▶ _WHAT IS REQUIRED_
All of the data that follows should be retyped exactly, please, except the pictures.

▶ _DATA_
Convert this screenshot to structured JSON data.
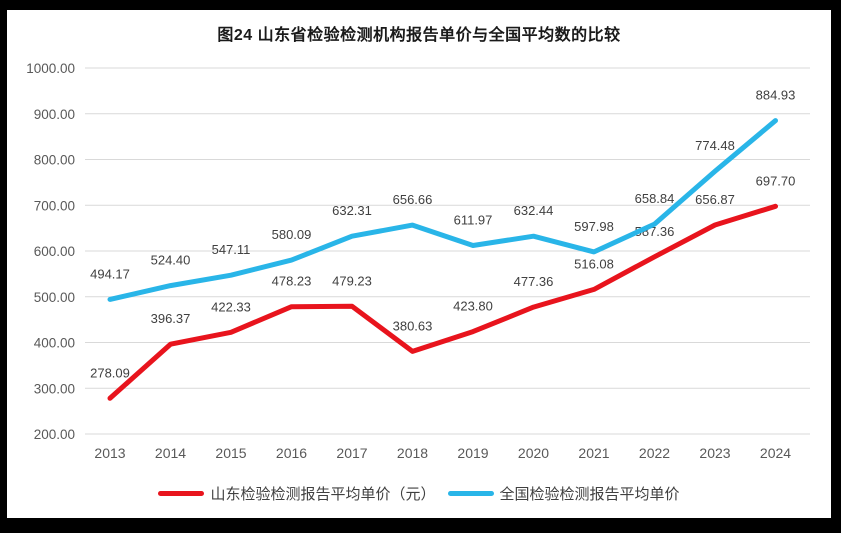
{
  "title": "图24  山东省检验检测机构报告单价与全国平均数的比较",
  "chart_data": {
    "type": "line",
    "x": [
      "2013",
      "2014",
      "2015",
      "2016",
      "2017",
      "2018",
      "2019",
      "2020",
      "2021",
      "2022",
      "2023",
      "2024"
    ],
    "series": [
      {
        "name": "山东检验检测报告平均单价（元）",
        "color": "#e8141d",
        "values": [
          278.09,
          396.37,
          422.33,
          478.23,
          479.23,
          380.63,
          423.8,
          477.36,
          516.08,
          587.36,
          656.87,
          697.7
        ]
      },
      {
        "name": "全国检验检测报告平均单价",
        "color": "#29b5e8",
        "values": [
          494.17,
          524.4,
          547.11,
          580.09,
          632.31,
          656.66,
          611.97,
          632.44,
          597.98,
          658.84,
          774.48,
          884.93
        ]
      }
    ],
    "ylim": [
      200,
      1000
    ],
    "yticks": [
      "200.00",
      "300.00",
      "400.00",
      "500.00",
      "600.00",
      "700.00",
      "800.00",
      "900.00",
      "1000.00"
    ],
    "grid": "horizontal",
    "grid_color": "#d9d9d9",
    "tick_label_color": "#595959",
    "data_label_color": "#404040",
    "data_labels": true,
    "legend_position": "bottom",
    "xlabel": "",
    "ylabel": ""
  }
}
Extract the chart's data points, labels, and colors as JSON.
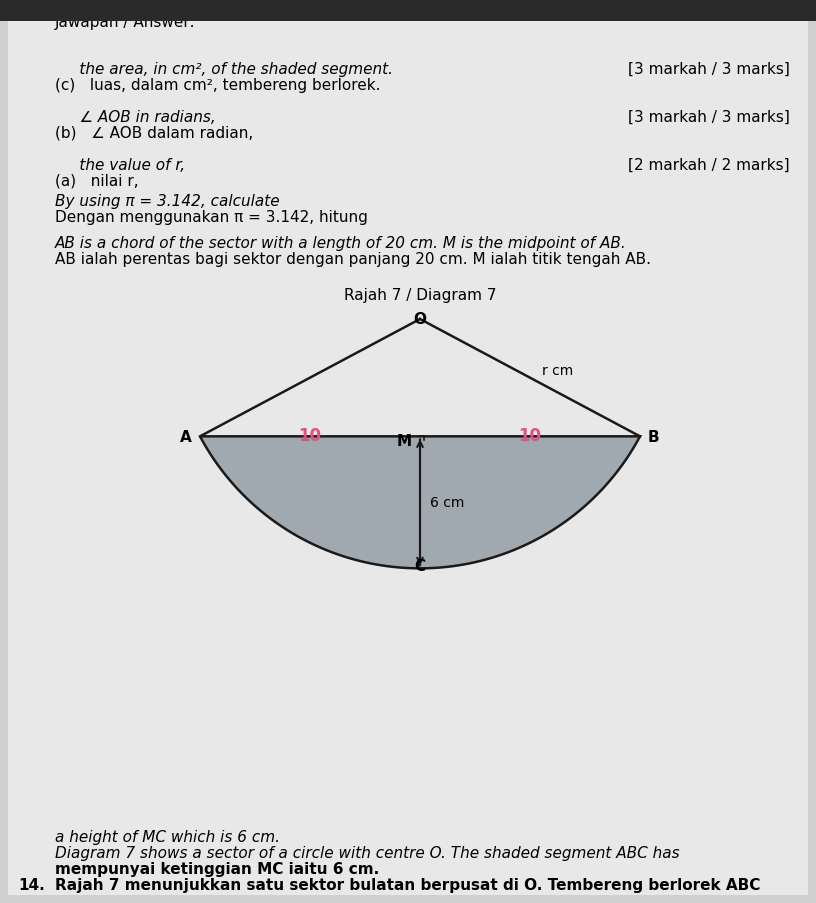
{
  "bg_color": "#d0d0d0",
  "page_bg": "#c8c8c8",
  "white_bg": "#f0f0f0",
  "question_number": "14.",
  "malay_title": "Rajah 7 menunjukkan satu sektor bulatan berpusat di O. Tembereng berlorek ABC",
  "malay_title2": "mempunyai ketinggian MC iaitu 6 cm.",
  "english_title": "Diagram 7 shows a sector of a circle with centre O. The shaded segment ABC has",
  "english_title2": "a height of MC which is 6 cm.",
  "diagram_caption": "Rajah 7 / Diagram 7",
  "label_A": "A",
  "label_B": "B",
  "label_C": "C",
  "label_M": "M",
  "label_O": "O",
  "label_6cm": "6 cm",
  "label_10_left": "10",
  "label_10_right": "10",
  "label_rcm": "r cm",
  "line1_malay": "AB ialah perentas bagi sektor dengan panjang 20 cm. M ialah titik tengah AB.",
  "line1_english": "AB is a chord of the sector with a length of 20 cm. M is the midpoint of AB.",
  "using_line_malay": "Dengan menggunakan π = 3.142, hitung",
  "using_line_english": "By using π = 3.142, calculate",
  "part_a_malay": "(a)   nilai r,",
  "part_a_english": "     the value of r,",
  "part_a_marks": "[2 markah / 2 marks]",
  "part_b_malay": "(b)   ∠ AOB dalam radian,",
  "part_b_english": "     ∠ AOB in radians,",
  "part_b_marks": "[3 markah / 3 marks]",
  "part_c_malay": "(c)   luas, dalam cm², tembereng berlorek.",
  "part_c_english": "     the area, in cm², of the shaded segment.",
  "part_c_marks": "[3 markah / 3 marks]",
  "answer_line": "Jawapan / Answer:",
  "shaded_color": "#a0a8b0",
  "arc_color": "#1a1a1a",
  "line_color": "#1a1a1a",
  "pink_color": "#e05080",
  "arrow_color": "#1a1a1a"
}
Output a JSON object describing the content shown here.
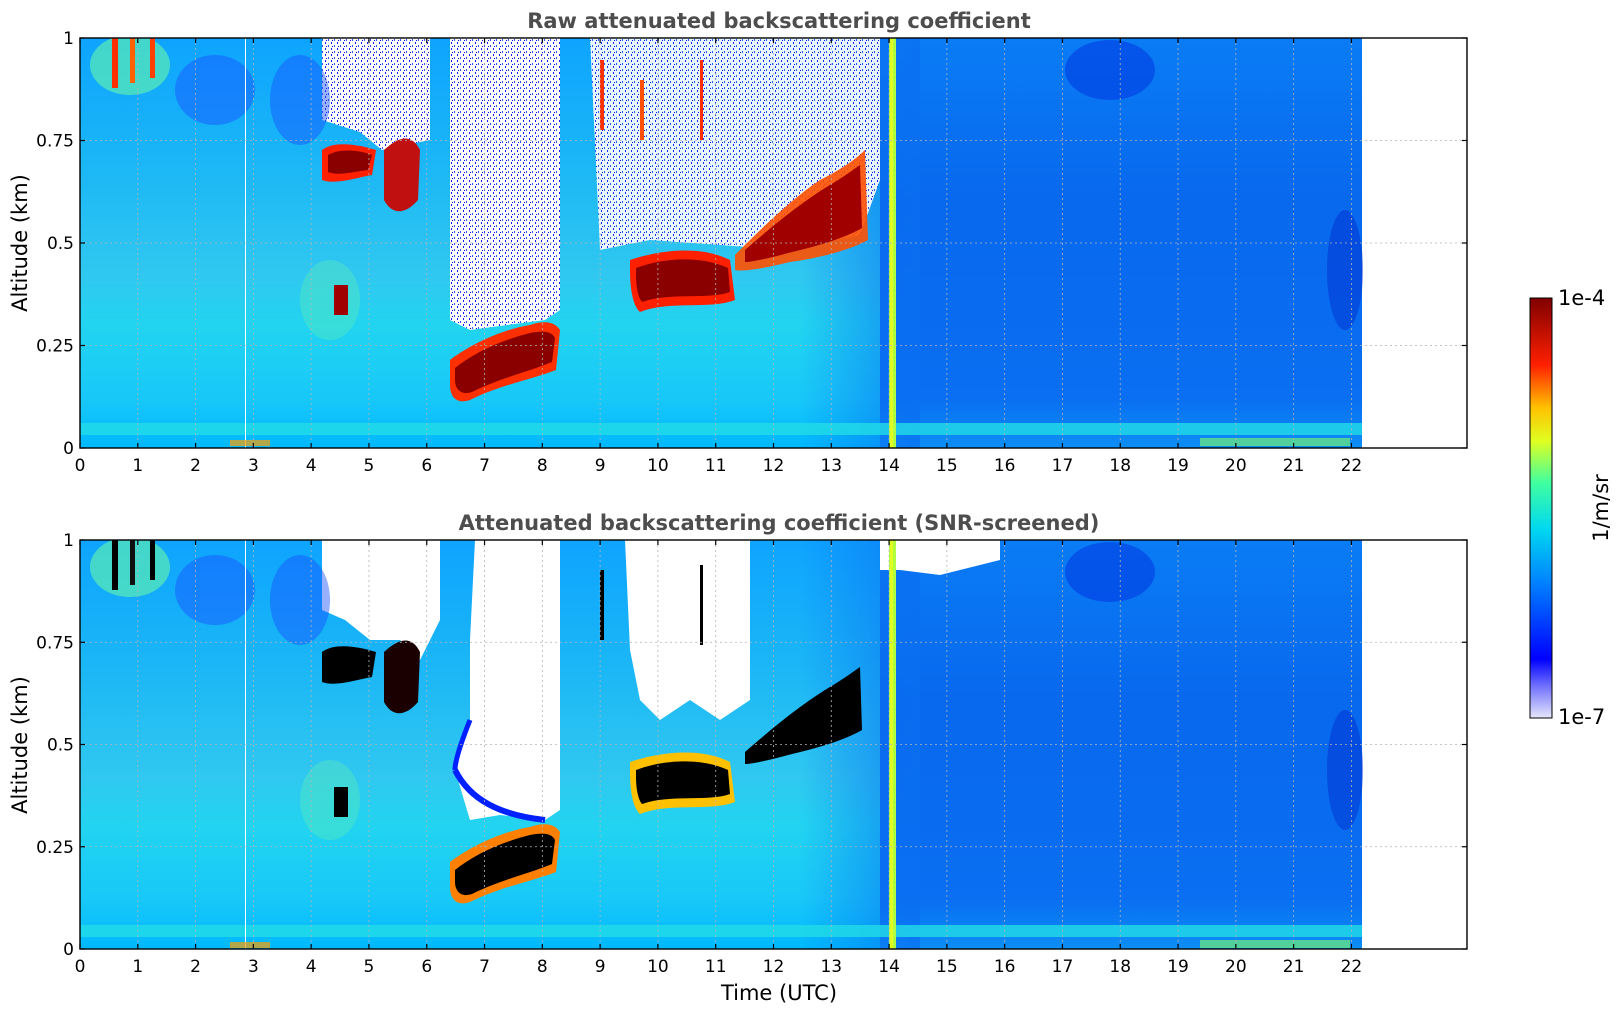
{
  "colors": {
    "text_title": "#4d4d4d",
    "grid": "#b4b4b4",
    "frame": "#000000",
    "cmap": [
      "#e6e6fa",
      "#0000ff",
      "#00a0ff",
      "#00e0e8",
      "#60ff90",
      "#ffff00",
      "#ff8000",
      "#ff0000",
      "#800000"
    ],
    "screened_fill": "#000000"
  },
  "chart_data": [
    {
      "type": "heatmap",
      "title": "Raw attenuated backscattering coefficient",
      "xlabel": "",
      "ylabel": "Altitude (km)",
      "xlim": [
        0,
        24
      ],
      "ylim": [
        0,
        1
      ],
      "xticks": [
        0,
        1,
        2,
        3,
        4,
        5,
        6,
        7,
        8,
        9,
        10,
        11,
        12,
        13,
        14,
        15,
        16,
        17,
        18,
        19,
        20,
        21,
        22
      ],
      "yticks": [
        0,
        0.25,
        0.5,
        0.75,
        1
      ],
      "ytick_labels": [
        "0",
        "0.25",
        "0.5",
        "0.75",
        "1"
      ],
      "data_extent_hours": [
        0,
        22.15
      ],
      "grid": true,
      "screened": false,
      "features": [
        {
          "kind": "boundary_layer_cloud",
          "time_start": 4.2,
          "time_end": 5.0,
          "alt_bottom": 0.62,
          "alt_top": 0.74
        },
        {
          "kind": "low_cloud_base",
          "time_start": 6.4,
          "time_end": 8.1,
          "alt_bottom": 0.12,
          "alt_top": 0.3
        },
        {
          "kind": "cloud_layer",
          "time_start": 9.5,
          "time_end": 11.3,
          "alt_bottom": 0.35,
          "alt_top": 0.47
        },
        {
          "kind": "cloud_layer",
          "time_start": 11.3,
          "time_end": 13.7,
          "alt_bottom": 0.47,
          "alt_top": 0.72
        },
        {
          "kind": "precipitation_streak",
          "time_start": 14.0,
          "time_end": 14.15,
          "alt_bottom": 0.0,
          "alt_top": 1.0
        }
      ]
    },
    {
      "type": "heatmap",
      "title": "Attenuated backscattering coefficient (SNR-screened)",
      "xlabel": "Time (UTC)",
      "ylabel": "Altitude (km)",
      "xlim": [
        0,
        24
      ],
      "ylim": [
        0,
        1
      ],
      "xticks": [
        0,
        1,
        2,
        3,
        4,
        5,
        6,
        7,
        8,
        9,
        10,
        11,
        12,
        13,
        14,
        15,
        16,
        17,
        18,
        19,
        20,
        21,
        22
      ],
      "yticks": [
        0,
        0.25,
        0.5,
        0.75,
        1
      ],
      "ytick_labels": [
        "0",
        "0.25",
        "0.5",
        "0.75",
        "1"
      ],
      "data_extent_hours": [
        0,
        22.15
      ],
      "grid": true,
      "screened": true
    }
  ],
  "colorbar": {
    "label": "1/m/sr",
    "min_label": "1e-7",
    "max_label": "1e-4",
    "range": [
      1e-07,
      0.0001
    ],
    "scale": "log"
  }
}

▶ _FINISHED ANSWER_
Convert this screenshot to structured JSON data.
{
  "title": "图24  山东省检验检测机构报告单价与全国平均数的比较",
  "chart_data": {
    "type": "line",
    "x": [
      "2013",
      "2014",
      "2015",
      "2016",
      "2017",
      "2018",
      "2019",
      "2020",
      "2021",
      "2022",
      "2023",
      "2024"
    ],
    "series": [
      {
        "name": "山东检验检测报告平均单价（元）",
        "color": "#e8141d",
        "values": [
          278.09,
          396.37,
          422.33,
          478.23,
          479.23,
          380.63,
          423.8,
          477.36,
          516.08,
          587.36,
          656.87,
          697.7
        ]
      },
      {
        "name": "全国检验检测报告平均单价",
        "color": "#29b5e8",
        "values": [
          494.17,
          524.4,
          547.11,
          580.09,
          632.31,
          656.66,
          611.97,
          632.44,
          597.98,
          658.84,
          774.48,
          884.93
        ]
      }
    ],
    "ylim": [
      200,
      1000
    ],
    "yticks": [
      "200.00",
      "300.00",
      "400.00",
      "500.00",
      "600.00",
      "700.00",
      "800.00",
      "900.00",
      "1000.00"
    ],
    "grid": "horizontal",
    "grid_color": "#d9d9d9",
    "tick_label_color": "#595959",
    "data_label_color": "#404040",
    "data_labels": true,
    "legend_position": "bottom",
    "xlabel": "",
    "ylabel": ""
  }
}
Extract the chart's data points, labels, and colors as JSON.
{
  "bg_color": "#d0d0d0",
  "page_bg": "#c8c8c8",
  "white_bg": "#f0f0f0",
  "question_number": "14.",
  "malay_title": "Rajah 7 menunjukkan satu sektor bulatan berpusat di O. Tembereng berlorek ABC",
  "malay_title2": "mempunyai ketinggian MC iaitu 6 cm.",
  "english_title": "Diagram 7 shows a sector of a circle with centre O. The shaded segment ABC has",
  "english_title2": "a height of MC which is 6 cm.",
  "diagram_caption": "Rajah 7 / Diagram 7",
  "label_A": "A",
  "label_B": "B",
  "label_C": "C",
  "label_M": "M",
  "label_O": "O",
  "label_6cm": "6 cm",
  "label_10_left": "10",
  "label_10_right": "10",
  "label_rcm": "r cm",
  "line1_malay": "AB ialah perentas bagi sektor dengan panjang 20 cm. M ialah titik tengah AB.",
  "line1_english": "AB is a chord of the sector with a length of 20 cm. M is the midpoint of AB.",
  "using_line_malay": "Dengan menggunakan π = 3.142, hitung",
  "using_line_english": "By using π = 3.142, calculate",
  "part_a_malay": "(a)   nilai r,",
  "part_a_english": "     the value of r,",
  "part_a_marks": "[2 markah / 2 marks]",
  "part_b_malay": "(b)   ∠ AOB dalam radian,",
  "part_b_english": "     ∠ AOB in radians,",
  "part_b_marks": "[3 markah / 3 marks]",
  "part_c_malay": "(c)   luas, dalam cm², tembereng berlorek.",
  "part_c_english": "     the area, in cm², of the shaded segment.",
  "part_c_marks": "[3 markah / 3 marks]",
  "answer_line": "Jawapan / Answer:",
  "shaded_color": "#a0a8b0",
  "arc_color": "#1a1a1a",
  "line_color": "#1a1a1a",
  "pink_color": "#e05080",
  "arrow_color": "#1a1a1a"
}
Output a JSON object describing the content shown here.
{
  "colors": {
    "text_title": "#4d4d4d",
    "grid": "#b4b4b4",
    "frame": "#000000",
    "cmap": [
      "#e6e6fa",
      "#0000ff",
      "#00a0ff",
      "#00e0e8",
      "#60ff90",
      "#ffff00",
      "#ff8000",
      "#ff0000",
      "#800000"
    ],
    "screened_fill": "#000000"
  },
  "chart_data": [
    {
      "type": "heatmap",
      "title": "Raw attenuated backscattering coefficient",
      "xlabel": "",
      "ylabel": "Altitude (km)",
      "xlim": [
        0,
        24
      ],
      "ylim": [
        0,
        1
      ],
      "xticks": [
        0,
        1,
        2,
        3,
        4,
        5,
        6,
        7,
        8,
        9,
        10,
        11,
        12,
        13,
        14,
        15,
        16,
        17,
        18,
        19,
        20,
        21,
        22
      ],
      "yticks": [
        0,
        0.25,
        0.5,
        0.75,
        1
      ],
      "ytick_labels": [
        "0",
        "0.25",
        "0.5",
        "0.75",
        "1"
      ],
      "data_extent_hours": [
        0,
        22.15
      ],
      "grid": true,
      "screened": false,
      "features": [
        {
          "kind": "boundary_layer_cloud",
          "time_start": 4.2,
          "time_end": 5.0,
          "alt_bottom": 0.62,
          "alt_top": 0.74
        },
        {
          "kind": "low_cloud_base",
          "time_start": 6.4,
          "time_end": 8.1,
          "alt_bottom": 0.12,
          "alt_top": 0.3
        },
        {
          "kind": "cloud_layer",
          "time_start": 9.5,
          "time_end": 11.3,
          "alt_bottom": 0.35,
          "alt_top": 0.47
        },
        {
          "kind": "cloud_layer",
          "time_start": 11.3,
          "time_end": 13.7,
          "alt_bottom": 0.47,
          "alt_top": 0.72
        },
        {
          "kind": "precipitation_streak",
          "time_start": 14.0,
          "time_end": 14.15,
          "alt_bottom": 0.0,
          "alt_top": 1.0
        }
      ]
    },
    {
      "type": "heatmap",
      "title": "Attenuated backscattering coefficient (SNR-screened)",
      "xlabel": "Time (UTC)",
      "ylabel": "Altitude (km)",
      "xlim": [
        0,
        24
      ],
      "ylim": [
        0,
        1
      ],
      "xticks": [
        0,
        1,
        2,
        3,
        4,
        5,
        6,
        7,
        8,
        9,
        10,
        11,
        12,
        13,
        14,
        15,
        16,
        17,
        18,
        19,
        20,
        21,
        22
      ],
      "yticks": [
        0,
        0.25,
        0.5,
        0.75,
        1
      ],
      "ytick_labels": [
        "0",
        "0.25",
        "0.5",
        "0.75",
        "1"
      ],
      "data_extent_hours": [
        0,
        22.15
      ],
      "grid": true,
      "screened": true
    }
  ],
  "colorbar": {
    "label": "1/m/sr",
    "min_label": "1e-7",
    "max_label": "1e-4",
    "range": [
      1e-07,
      0.0001
    ],
    "scale": "log"
  }
}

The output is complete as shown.